ENTRIES SUPPLIED >>
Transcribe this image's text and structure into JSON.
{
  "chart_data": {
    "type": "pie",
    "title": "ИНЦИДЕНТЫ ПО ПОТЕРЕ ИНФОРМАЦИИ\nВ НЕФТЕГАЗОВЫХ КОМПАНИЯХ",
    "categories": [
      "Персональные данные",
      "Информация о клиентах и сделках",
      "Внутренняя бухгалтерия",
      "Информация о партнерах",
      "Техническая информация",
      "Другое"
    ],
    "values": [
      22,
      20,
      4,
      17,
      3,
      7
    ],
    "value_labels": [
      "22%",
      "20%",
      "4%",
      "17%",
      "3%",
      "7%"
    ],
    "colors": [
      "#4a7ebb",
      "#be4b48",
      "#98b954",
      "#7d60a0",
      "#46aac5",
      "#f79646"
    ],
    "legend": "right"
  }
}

WRITTEN TASK >>
Exactly reproduce every line of the records.

REPLY TO THE TASK >>
Transcribe this image's text and structure into JSON.
{
  "chart_data": {
    "type": "pie",
    "title": "ИНЦИДЕНТЫ ПО ПОТЕРЕ ИНФОРМАЦИИ\nВ НЕФТЕГАЗОВЫХ КОМПАНИЯХ",
    "categories": [
      "Персональные данные",
      "Информация о клиентах и сделках",
      "Внутренняя бухгалтерия",
      "Информация о партнерах",
      "Техническая информация",
      "Другое"
    ],
    "values": [
      22,
      20,
      4,
      17,
      3,
      7
    ],
    "value_labels": [
      "22%",
      "20%",
      "4%",
      "17%",
      "3%",
      "7%"
    ],
    "colors": [
      "#4a7ebb",
      "#be4b48",
      "#98b954",
      "#7d60a0",
      "#46aac5",
      "#f79646"
    ],
    "legend": "right"
  }
}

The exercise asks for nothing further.